**Exercise brief**.
Find all the lines with "backscattering" and gather them.

**Supplied data**.
------

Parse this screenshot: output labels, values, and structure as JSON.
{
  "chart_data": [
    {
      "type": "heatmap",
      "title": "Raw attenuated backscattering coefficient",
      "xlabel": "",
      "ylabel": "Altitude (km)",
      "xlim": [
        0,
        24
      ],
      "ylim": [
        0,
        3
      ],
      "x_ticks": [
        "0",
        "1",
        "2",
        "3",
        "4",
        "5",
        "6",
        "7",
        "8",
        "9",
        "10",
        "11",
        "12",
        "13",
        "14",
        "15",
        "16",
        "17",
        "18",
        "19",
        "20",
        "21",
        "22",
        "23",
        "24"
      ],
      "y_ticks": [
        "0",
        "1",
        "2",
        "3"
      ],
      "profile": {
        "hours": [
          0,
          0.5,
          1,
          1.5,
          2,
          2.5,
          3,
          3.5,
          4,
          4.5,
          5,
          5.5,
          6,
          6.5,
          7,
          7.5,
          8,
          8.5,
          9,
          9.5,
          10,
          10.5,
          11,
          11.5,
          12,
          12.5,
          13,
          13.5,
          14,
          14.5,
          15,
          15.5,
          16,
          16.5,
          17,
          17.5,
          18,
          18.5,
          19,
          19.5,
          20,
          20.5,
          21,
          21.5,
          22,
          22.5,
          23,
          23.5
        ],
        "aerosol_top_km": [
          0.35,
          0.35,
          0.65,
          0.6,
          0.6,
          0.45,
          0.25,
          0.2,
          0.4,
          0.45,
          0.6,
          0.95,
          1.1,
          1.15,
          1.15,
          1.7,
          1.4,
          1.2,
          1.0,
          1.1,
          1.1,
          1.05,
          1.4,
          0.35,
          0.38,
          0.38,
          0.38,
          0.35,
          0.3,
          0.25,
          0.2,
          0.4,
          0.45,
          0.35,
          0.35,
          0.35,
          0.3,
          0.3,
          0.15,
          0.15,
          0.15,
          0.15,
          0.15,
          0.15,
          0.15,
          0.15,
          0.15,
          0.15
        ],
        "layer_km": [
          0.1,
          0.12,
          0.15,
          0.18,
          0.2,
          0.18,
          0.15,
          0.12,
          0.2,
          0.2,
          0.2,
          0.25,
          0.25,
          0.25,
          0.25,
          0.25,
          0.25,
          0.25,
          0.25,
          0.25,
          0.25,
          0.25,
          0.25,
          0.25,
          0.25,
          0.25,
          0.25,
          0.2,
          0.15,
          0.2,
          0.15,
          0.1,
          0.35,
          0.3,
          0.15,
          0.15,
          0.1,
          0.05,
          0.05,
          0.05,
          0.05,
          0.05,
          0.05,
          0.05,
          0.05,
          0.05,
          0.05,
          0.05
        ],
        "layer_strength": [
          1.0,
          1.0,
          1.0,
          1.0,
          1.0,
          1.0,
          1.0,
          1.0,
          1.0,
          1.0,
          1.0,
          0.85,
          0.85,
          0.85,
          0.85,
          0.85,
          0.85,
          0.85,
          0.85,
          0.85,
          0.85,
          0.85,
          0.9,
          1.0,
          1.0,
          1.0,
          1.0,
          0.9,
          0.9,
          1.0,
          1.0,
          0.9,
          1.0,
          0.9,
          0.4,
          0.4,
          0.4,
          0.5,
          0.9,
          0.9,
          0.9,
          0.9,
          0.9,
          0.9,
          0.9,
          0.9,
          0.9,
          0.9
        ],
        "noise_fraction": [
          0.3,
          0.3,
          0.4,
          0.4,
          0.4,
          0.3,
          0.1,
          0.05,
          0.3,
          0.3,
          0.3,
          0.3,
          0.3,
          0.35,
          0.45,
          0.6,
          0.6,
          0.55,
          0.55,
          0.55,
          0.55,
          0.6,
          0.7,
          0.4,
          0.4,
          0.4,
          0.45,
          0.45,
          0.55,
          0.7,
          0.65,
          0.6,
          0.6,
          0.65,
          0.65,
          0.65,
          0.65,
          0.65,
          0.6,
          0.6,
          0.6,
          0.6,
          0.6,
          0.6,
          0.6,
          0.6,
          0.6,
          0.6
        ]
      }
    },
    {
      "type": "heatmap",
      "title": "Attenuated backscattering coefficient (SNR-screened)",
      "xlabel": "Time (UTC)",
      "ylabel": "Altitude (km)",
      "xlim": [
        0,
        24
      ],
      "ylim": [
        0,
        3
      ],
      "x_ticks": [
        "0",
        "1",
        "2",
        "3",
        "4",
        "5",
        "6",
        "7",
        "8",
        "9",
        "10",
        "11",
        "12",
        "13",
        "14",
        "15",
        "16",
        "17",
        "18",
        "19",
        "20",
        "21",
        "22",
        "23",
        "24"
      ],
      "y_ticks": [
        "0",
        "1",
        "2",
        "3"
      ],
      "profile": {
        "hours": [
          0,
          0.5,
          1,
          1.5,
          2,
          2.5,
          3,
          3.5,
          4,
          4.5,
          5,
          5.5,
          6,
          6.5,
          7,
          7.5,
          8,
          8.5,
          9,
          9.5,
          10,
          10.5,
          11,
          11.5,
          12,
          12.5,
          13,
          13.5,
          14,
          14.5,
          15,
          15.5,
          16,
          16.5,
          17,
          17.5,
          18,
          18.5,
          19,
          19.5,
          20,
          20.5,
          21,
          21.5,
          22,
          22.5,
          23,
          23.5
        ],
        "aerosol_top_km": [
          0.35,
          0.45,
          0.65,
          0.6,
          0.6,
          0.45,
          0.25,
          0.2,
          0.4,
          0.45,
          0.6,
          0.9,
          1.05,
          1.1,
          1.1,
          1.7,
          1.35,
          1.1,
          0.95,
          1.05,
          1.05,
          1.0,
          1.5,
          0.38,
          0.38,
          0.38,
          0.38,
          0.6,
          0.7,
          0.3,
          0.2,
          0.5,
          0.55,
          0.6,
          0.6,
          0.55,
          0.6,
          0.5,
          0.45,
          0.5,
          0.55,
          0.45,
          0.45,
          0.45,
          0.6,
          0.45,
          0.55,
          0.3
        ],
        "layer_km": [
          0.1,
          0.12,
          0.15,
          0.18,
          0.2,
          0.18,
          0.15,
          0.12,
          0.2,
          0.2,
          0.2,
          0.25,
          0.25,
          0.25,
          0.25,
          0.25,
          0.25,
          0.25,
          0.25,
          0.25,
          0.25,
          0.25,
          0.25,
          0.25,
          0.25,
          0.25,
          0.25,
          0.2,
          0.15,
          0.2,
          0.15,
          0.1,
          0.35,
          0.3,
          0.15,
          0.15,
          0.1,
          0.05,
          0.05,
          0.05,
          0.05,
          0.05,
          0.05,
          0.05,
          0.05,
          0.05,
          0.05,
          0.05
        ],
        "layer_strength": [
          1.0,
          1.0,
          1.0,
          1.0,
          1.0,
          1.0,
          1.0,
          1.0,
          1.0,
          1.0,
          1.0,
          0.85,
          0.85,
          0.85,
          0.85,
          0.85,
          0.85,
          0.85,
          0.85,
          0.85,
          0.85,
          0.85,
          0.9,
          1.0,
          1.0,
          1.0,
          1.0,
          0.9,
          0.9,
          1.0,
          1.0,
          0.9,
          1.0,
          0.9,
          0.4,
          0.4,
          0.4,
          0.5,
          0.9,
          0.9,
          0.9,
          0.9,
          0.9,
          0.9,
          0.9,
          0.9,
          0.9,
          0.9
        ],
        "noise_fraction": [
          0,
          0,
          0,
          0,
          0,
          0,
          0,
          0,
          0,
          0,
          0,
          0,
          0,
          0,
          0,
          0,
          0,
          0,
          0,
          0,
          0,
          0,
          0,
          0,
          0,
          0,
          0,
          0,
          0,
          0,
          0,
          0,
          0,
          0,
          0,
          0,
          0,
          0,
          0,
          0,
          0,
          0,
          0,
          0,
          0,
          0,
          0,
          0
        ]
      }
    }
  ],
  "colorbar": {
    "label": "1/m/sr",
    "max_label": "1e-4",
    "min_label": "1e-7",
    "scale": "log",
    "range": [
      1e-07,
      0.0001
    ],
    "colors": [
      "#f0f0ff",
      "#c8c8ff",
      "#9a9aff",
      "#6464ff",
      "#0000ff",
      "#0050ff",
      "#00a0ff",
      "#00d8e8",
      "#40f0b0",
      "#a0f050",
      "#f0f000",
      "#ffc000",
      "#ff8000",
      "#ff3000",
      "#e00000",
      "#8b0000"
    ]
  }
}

------

**Problem solution**.
      "title": "Raw attenuated backscattering coefficient",
      "title": "Attenuated backscattering coefficient (SNR-screened)",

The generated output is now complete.